■ WRITTEN PROBLEM: Calculate how many lines in the following records hold the word "Interest", and report that number without comment.

■ ENTRIES PROVIDED:
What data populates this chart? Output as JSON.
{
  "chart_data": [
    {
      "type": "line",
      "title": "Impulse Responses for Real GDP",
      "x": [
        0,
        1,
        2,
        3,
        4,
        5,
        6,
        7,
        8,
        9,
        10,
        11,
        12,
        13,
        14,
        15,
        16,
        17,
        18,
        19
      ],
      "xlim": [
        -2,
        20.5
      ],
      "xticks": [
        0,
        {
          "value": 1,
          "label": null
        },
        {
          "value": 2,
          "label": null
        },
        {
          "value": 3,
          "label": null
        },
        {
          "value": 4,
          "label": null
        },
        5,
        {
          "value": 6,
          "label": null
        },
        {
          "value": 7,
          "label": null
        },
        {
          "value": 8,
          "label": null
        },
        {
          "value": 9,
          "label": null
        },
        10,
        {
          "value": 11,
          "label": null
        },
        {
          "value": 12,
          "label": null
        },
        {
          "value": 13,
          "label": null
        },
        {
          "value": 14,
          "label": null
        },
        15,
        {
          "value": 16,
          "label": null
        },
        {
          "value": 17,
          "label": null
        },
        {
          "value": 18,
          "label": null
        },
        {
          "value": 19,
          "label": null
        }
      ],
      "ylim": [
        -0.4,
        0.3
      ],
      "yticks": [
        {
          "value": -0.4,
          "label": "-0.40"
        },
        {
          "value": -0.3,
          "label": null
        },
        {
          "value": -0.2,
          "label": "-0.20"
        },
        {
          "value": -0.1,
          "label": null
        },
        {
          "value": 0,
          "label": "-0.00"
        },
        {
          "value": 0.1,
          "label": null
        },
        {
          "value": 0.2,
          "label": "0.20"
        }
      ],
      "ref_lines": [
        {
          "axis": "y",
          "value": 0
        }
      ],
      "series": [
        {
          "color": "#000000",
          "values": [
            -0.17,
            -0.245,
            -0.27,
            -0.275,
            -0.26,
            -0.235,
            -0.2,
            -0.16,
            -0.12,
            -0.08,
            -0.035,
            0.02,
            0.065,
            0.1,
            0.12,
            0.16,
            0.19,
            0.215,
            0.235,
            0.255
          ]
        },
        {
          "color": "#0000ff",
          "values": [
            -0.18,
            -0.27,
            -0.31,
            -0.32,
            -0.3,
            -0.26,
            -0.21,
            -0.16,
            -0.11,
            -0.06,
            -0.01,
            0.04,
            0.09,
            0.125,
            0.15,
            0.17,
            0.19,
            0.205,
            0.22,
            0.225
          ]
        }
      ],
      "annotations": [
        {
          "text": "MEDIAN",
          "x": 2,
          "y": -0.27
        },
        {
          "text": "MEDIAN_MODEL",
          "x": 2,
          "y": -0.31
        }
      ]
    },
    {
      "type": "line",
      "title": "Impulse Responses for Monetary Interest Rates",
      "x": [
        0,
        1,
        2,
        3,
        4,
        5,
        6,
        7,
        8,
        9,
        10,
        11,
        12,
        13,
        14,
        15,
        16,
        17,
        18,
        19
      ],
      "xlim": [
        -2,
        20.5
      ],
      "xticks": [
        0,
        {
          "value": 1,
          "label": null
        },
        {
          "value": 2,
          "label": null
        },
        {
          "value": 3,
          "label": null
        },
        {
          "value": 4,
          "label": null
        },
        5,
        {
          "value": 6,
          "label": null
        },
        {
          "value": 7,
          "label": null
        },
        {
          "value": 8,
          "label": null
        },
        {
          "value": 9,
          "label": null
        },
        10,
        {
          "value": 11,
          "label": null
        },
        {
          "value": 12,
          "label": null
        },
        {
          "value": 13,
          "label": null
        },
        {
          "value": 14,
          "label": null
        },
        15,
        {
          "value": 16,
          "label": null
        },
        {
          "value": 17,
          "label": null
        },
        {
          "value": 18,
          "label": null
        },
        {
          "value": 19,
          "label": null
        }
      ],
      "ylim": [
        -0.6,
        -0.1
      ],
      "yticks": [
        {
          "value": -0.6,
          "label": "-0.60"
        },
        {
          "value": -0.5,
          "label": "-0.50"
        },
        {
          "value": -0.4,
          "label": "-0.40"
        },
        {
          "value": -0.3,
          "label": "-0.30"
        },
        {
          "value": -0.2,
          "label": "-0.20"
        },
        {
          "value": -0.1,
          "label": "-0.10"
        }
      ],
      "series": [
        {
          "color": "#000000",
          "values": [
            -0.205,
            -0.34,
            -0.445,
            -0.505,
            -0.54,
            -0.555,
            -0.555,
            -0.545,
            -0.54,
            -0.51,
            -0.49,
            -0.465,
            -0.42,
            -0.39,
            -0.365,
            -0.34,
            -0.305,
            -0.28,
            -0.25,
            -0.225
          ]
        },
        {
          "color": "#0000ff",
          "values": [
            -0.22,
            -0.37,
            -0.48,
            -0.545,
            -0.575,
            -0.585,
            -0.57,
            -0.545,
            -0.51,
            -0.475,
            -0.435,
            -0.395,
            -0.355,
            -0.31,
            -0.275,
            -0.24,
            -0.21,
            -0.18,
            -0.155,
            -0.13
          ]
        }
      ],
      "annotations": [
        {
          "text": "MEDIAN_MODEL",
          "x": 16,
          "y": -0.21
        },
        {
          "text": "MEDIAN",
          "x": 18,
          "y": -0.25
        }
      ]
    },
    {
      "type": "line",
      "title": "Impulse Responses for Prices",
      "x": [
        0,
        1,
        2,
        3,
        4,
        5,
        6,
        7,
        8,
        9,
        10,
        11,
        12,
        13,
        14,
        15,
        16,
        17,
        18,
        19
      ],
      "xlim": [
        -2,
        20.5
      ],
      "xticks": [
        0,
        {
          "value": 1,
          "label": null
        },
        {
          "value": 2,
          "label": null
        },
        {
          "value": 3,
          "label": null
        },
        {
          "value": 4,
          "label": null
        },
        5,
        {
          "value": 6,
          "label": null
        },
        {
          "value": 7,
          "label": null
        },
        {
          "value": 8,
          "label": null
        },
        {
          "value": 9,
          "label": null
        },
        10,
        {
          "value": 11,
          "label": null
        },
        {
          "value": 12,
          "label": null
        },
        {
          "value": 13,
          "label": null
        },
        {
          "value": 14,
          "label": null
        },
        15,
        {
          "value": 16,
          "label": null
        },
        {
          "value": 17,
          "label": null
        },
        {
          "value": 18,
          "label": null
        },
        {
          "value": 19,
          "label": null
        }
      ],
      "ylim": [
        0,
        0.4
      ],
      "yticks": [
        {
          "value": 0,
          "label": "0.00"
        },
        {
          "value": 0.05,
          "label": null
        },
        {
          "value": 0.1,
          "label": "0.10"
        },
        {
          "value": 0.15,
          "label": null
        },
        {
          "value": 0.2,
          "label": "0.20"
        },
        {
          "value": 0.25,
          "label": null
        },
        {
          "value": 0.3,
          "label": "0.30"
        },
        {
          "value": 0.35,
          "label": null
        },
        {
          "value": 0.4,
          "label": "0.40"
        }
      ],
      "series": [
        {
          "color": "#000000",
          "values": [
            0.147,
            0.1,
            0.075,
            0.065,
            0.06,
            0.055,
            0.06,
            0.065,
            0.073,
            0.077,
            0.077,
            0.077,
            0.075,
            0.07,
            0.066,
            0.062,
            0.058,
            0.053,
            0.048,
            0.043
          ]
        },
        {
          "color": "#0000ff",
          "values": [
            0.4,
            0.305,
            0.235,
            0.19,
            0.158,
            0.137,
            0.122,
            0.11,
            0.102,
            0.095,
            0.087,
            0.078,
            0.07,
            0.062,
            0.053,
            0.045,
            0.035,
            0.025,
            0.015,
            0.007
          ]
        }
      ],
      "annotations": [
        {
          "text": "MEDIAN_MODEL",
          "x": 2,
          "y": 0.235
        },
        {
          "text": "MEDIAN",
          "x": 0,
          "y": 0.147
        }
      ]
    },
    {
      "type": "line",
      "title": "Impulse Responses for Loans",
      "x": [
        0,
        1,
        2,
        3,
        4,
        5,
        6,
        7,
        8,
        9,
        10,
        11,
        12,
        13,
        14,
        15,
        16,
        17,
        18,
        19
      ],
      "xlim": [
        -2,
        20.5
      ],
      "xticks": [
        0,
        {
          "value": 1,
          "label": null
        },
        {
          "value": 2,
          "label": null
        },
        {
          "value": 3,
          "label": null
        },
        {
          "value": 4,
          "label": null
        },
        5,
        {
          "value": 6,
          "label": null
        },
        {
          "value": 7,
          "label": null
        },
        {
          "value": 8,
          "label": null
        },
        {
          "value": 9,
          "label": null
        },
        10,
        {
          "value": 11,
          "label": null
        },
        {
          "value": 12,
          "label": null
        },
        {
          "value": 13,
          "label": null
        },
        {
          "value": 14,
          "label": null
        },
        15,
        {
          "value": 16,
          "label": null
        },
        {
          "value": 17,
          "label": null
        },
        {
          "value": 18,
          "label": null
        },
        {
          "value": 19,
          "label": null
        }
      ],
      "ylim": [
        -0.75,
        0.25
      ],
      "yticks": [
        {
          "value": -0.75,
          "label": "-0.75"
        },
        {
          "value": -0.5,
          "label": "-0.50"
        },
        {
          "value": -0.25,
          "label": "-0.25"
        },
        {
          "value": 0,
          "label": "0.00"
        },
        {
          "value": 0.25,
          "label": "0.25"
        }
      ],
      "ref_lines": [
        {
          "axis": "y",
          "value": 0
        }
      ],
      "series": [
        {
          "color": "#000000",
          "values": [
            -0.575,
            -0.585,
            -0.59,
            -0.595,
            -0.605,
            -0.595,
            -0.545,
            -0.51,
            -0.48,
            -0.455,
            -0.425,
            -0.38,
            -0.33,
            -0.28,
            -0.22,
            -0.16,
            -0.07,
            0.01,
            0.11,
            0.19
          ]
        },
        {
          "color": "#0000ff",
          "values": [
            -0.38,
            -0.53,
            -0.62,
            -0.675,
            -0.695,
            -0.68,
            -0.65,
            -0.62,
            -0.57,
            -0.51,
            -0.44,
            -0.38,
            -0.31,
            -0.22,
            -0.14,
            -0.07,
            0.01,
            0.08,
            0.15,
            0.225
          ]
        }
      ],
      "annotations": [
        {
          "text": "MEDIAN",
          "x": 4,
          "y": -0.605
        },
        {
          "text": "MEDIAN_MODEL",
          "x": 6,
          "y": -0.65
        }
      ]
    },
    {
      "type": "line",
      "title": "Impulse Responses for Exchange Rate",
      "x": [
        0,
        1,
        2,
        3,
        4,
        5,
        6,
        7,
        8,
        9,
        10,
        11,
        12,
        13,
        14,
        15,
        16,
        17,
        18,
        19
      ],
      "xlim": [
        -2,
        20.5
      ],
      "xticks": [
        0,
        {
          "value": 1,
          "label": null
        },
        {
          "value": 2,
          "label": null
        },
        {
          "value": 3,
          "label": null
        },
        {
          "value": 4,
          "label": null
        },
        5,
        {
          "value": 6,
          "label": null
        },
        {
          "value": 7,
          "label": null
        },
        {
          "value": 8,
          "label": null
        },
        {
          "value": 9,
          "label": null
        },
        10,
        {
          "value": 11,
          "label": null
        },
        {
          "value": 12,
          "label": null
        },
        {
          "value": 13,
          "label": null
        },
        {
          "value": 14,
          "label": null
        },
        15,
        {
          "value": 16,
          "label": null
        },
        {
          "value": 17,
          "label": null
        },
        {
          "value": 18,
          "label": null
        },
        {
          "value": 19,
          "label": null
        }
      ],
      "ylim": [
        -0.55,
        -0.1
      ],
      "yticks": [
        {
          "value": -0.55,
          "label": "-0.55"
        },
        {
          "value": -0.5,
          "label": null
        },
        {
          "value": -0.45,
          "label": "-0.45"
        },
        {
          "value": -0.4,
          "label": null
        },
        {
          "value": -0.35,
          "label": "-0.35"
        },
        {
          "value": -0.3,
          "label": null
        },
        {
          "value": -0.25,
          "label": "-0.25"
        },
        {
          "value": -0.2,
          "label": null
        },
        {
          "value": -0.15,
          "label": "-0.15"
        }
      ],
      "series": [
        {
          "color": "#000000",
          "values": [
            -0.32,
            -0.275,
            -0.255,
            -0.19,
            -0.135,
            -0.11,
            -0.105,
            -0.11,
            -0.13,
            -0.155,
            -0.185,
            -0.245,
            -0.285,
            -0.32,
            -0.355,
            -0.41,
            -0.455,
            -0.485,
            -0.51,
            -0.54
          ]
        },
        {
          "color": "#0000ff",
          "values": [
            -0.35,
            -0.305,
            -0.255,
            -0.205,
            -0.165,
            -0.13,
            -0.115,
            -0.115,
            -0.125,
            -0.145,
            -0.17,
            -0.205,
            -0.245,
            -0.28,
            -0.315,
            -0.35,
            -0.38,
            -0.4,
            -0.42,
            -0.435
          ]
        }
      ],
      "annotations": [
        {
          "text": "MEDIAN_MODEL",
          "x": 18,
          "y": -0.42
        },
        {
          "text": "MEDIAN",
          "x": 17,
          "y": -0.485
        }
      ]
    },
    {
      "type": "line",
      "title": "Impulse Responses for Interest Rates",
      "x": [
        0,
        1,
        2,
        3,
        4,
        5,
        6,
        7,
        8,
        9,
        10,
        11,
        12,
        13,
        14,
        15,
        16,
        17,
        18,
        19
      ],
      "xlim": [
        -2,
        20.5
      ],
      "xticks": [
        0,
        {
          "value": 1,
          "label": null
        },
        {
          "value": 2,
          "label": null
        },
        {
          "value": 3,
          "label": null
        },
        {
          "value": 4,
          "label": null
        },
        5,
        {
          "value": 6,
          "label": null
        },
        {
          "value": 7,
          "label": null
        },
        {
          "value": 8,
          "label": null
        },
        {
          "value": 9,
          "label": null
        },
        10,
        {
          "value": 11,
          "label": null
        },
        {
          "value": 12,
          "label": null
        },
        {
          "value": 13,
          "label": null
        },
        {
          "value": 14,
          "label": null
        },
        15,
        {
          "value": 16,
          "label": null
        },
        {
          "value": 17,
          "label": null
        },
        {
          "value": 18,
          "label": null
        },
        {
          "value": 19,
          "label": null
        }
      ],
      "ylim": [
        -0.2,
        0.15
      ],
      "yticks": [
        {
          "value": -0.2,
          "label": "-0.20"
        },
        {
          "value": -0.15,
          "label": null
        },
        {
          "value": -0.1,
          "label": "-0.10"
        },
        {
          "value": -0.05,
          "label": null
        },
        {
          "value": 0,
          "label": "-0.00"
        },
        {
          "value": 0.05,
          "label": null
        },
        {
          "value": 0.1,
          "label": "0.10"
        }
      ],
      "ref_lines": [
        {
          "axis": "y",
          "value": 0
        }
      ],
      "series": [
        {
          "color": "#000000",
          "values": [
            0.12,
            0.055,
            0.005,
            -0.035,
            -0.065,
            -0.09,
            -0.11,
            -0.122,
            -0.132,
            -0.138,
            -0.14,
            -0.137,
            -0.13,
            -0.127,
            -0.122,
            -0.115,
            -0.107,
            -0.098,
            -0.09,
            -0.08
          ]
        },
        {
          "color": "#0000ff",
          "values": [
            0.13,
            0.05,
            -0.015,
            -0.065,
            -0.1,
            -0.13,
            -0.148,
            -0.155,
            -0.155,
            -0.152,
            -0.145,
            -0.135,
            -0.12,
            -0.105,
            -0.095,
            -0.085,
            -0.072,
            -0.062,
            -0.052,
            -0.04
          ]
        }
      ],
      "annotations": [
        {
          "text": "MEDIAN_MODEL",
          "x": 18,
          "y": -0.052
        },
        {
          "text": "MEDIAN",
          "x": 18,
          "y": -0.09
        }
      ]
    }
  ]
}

■ SOLUTION FOR THIS PROBLEM: 2